Repeat the entries that follow verbatim, without any of their pictures.

==============================

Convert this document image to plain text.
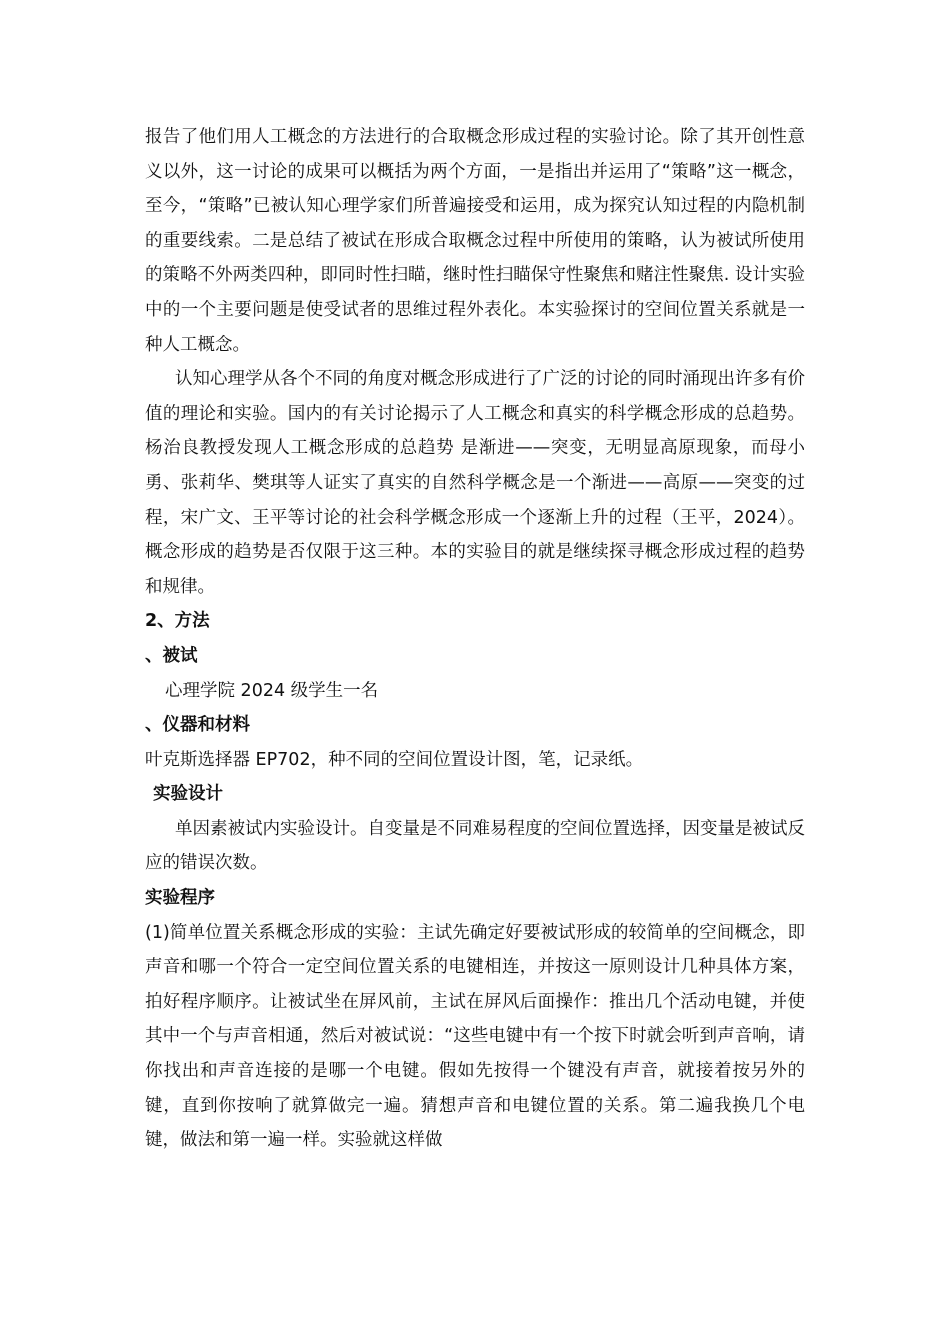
报告了他们用人工概念的方法进行的合取概念形成过程的实验讨论。除了其开创性意义以外，这一讨论的成果可以概括为两个方面，一是指出并运用了“策略”这一概念，至今，“策略”已被认知心理学家们所普遍接受和运用，成为探究认知过程的内隐机制的重要线索。二是总结了被试在形成合取概念过程中所使用的策略，认为被试所使用的策略不外两类四种，即同时性扫瞄，继时性扫瞄保守性聚焦和赌注性聚焦. 设计实验中的一个主要问题是使受试者的思维过程外表化。本实验探讨的空间位置关系就是一种人工概念。

认知心理学从各个不同的角度对概念形成进行了广泛的讨论的同时涌现出许多有价值的理论和实验。国内的有关讨论揭示了人工概念和真实的科学概念形成的总趋势。杨治良教授发现人工概念形成的总趋势 是渐进——突变，无明显高原现象，而母小勇、张莉华、樊琪等人证实了真实的自然科学概念是一个渐进——高原——突变的过程，宋广文、王平等讨论的社会科学概念形成一个逐渐上升的过程（王平，2024）。概念形成的趋势是否仅限于这三种。本的实验目的就是继续探寻概念形成过程的趋势和规律。

2、方法

、被试

心理学院 2024 级学生一名

、仪器和材料

叶克斯选择器 EP702，种不同的空间位置设计图，笔，记录纸。

实验设计

单因素被试内实验设计。自变量是不同难易程度的空间位置选择，因变量是被试反应的错误次数。

实验程序

(1)简单位置关系概念形成的实验：主试先确定好要被试形成的较简单的空间概念，即声音和哪一个符合一定空间位置关系的电键相连，并按这一原则设计几种具体方案，拍好程序顺序。让被试坐在屏风前，主试在屏风后面操作：推出几个活动电键，并使其中一个与声音相通，然后对被试说：“这些电键中有一个按下时就会听到声音响，请你找出和声音连接的是哪一个电键。假如先按得一个键没有声音，就接着按另外的键，直到你按响了就算做完一遍。猜想声音和电键位置的关系。第二遍我换几个电键，做法和第一遍一样。实验就这样做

==============================

Expected answer:
Convert this document image to plain text.
报告了他们用人工概念的方法进行的合取概念形成过程的实验讨论。除了其开创性意义以外，这一讨论的成果可以概括为两个方面，一是指出并运用了“策略”这一概念，至今，“策略”已被认知心理学家们所普遍接受和运用，成为探究认知过程的内隐机制的重要线索。二是总结了被试在形成合取概念过程中所使用的策略，认为被试所使用的策略不外两类四种，即同时性扫瞄，继时性扫瞄保守性聚焦和赌注性聚焦. 设计实验中的一个主要问题是使受试者的思维过程外表化。本实验探讨的空间位置关系就是一种人工概念。

认知心理学从各个不同的角度对概念形成进行了广泛的讨论的同时涌现出许多有价值的理论和实验。国内的有关讨论揭示了人工概念和真实的科学概念形成的总趋势。杨治良教授发现人工概念形成的总趋势 是渐进——突变，无明显高原现象，而母小勇、张莉华、樊琪等人证实了真实的自然科学概念是一个渐进——高原——突变的过程，宋广文、王平等讨论的社会科学概念形成一个逐渐上升的过程（王平，2024）。概念形成的趋势是否仅限于这三种。本的实验目的就是继续探寻概念形成过程的趋势和规律。

2、方法

、被试

心理学院 2024 级学生一名

、仪器和材料

叶克斯选择器 EP702，种不同的空间位置设计图，笔，记录纸。

实验设计

单因素被试内实验设计。自变量是不同难易程度的空间位置选择，因变量是被试反应的错误次数。

实验程序

(1)简单位置关系概念形成的实验：主试先确定好要被试形成的较简单的空间概念，即声音和哪一个符合一定空间位置关系的电键相连，并按这一原则设计几种具体方案，拍好程序顺序。让被试坐在屏风前，主试在屏风后面操作：推出几个活动电键，并使其中一个与声音相通，然后对被试说：“这些电键中有一个按下时就会听到声音响，请你找出和声音连接的是哪一个电键。假如先按得一个键没有声音，就接着按另外的键，直到你按响了就算做完一遍。猜想声音和电键位置的关系。第二遍我换几个电键，做法和第一遍一样。实验就这样做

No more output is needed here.